◆ Do this
Copy out, exactly as written, only the line containing "What data populates" and the lines after it through the end of the records.

◆ Exercise material
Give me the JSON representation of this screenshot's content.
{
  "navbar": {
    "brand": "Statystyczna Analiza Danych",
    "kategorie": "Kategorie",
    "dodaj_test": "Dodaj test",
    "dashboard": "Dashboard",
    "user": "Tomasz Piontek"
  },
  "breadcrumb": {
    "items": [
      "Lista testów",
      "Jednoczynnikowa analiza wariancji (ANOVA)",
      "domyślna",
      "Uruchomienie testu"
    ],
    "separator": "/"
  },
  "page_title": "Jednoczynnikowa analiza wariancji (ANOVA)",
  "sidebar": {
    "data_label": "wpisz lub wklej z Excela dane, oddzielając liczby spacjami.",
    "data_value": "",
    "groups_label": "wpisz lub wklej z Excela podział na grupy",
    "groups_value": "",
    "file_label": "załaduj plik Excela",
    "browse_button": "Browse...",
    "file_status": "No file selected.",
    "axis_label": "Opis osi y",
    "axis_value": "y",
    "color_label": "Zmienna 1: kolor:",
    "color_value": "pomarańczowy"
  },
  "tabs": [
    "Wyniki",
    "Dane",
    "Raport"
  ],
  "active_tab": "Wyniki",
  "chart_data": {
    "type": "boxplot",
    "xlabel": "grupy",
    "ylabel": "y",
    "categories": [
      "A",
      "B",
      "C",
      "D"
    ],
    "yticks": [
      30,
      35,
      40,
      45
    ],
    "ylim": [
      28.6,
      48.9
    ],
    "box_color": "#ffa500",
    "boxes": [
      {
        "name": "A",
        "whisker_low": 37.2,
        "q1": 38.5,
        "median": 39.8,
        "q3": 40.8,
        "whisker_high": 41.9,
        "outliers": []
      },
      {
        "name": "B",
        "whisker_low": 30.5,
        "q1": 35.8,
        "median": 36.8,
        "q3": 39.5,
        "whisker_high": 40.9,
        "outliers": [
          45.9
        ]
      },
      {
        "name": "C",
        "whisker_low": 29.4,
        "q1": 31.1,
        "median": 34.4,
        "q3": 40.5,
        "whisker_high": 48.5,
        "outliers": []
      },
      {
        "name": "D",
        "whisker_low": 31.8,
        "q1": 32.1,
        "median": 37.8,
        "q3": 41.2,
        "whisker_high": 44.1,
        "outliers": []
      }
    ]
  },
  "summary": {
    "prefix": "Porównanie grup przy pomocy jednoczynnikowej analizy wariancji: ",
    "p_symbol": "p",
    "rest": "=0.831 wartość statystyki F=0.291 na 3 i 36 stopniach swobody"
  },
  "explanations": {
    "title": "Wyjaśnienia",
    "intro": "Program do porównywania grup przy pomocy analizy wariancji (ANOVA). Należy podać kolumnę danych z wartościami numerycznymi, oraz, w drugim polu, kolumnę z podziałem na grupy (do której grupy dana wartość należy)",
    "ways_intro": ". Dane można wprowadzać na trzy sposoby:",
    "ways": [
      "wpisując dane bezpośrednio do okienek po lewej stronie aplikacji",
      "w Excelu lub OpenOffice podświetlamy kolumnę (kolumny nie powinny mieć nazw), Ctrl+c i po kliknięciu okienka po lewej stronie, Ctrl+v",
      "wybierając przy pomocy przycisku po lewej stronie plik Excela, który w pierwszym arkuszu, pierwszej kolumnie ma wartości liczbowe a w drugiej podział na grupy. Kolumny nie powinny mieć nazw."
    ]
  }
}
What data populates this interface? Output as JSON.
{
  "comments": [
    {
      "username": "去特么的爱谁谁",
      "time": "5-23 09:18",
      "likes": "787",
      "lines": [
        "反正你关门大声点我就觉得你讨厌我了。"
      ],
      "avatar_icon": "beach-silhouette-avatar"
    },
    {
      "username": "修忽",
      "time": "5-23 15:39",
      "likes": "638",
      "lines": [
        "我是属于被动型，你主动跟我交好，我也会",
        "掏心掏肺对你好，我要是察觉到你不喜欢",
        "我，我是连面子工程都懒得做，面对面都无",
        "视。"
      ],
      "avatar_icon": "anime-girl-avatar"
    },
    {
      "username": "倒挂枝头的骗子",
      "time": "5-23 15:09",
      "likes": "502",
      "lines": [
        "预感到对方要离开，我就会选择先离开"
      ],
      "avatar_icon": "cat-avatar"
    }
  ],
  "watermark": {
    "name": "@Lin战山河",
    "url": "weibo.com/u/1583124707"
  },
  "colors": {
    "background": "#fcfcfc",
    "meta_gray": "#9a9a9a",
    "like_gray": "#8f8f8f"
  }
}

◆ Reply
What data populates this interface? Output as JSON.
{
  "comments": [
    {
      "username": "去特么的爱谁谁",
      "time": "5-23 09:18",
      "likes": "787",
      "lines": [
        "反正你关门大声点我就觉得你讨厌我了。"
      ],
      "avatar_icon": "beach-silhouette-avatar"
    },
    {
      "username": "修忽",
      "time": "5-23 15:39",
      "likes": "638",
      "lines": [
        "我是属于被动型，你主动跟我交好，我也会",
        "掏心掏肺对你好，我要是察觉到你不喜欢",
        "我，我是连面子工程都懒得做，面对面都无",
        "视。"
      ],
      "avatar_icon": "anime-girl-avatar"
    },
    {
      "username": "倒挂枝头的骗子",
      "time": "5-23 15:09",
      "likes": "502",
      "lines": [
        "预感到对方要离开，我就会选择先离开"
      ],
      "avatar_icon": "cat-avatar"
    }
  ],
  "watermark": {
    "name": "@Lin战山河",
    "url": "weibo.com/u/1583124707"
  },
  "colors": {
    "background": "#fcfcfc",
    "meta_gray": "#9a9a9a",
    "like_gray": "#8f8f8f"
  }
}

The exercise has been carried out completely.